**Dataset records of page text**

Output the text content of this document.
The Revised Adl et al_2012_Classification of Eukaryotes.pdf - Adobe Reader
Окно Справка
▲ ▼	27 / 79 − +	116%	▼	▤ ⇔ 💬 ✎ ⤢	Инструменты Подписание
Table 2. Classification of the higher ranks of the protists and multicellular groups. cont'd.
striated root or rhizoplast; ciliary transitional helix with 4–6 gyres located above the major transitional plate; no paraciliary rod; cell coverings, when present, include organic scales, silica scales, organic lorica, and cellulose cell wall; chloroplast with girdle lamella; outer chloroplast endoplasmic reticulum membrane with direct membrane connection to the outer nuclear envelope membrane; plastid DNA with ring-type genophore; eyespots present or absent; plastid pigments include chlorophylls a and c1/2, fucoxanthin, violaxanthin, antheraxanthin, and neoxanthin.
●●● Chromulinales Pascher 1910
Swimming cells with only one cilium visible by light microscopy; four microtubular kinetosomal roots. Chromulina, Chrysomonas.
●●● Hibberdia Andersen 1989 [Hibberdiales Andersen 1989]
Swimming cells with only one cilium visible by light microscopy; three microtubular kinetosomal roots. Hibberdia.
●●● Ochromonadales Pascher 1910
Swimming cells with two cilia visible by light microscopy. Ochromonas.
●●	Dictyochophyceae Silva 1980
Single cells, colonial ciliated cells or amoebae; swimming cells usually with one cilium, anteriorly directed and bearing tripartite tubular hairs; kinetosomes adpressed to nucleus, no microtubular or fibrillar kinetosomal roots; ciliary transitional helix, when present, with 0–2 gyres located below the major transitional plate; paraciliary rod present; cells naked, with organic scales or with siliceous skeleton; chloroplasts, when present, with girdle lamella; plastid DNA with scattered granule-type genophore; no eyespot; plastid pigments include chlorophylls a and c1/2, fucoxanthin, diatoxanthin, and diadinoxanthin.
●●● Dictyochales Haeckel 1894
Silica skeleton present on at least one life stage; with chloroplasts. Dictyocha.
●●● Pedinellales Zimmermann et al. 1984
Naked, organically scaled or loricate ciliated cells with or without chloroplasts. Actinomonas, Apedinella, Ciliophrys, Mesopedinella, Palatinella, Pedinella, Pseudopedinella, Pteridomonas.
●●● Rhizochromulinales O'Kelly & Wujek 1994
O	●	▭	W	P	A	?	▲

**How to complete this task**
What lines of the data contain the string "only"? List them.

**Finished task**
Swimming cells with only one cilium visible by light microscopy; four microtubular kinetosomal roots. Chromulina, Chrysomonas.
Swimming cells with only one cilium visible by light microscopy; three microtubular kinetosomal roots. Hibberdia.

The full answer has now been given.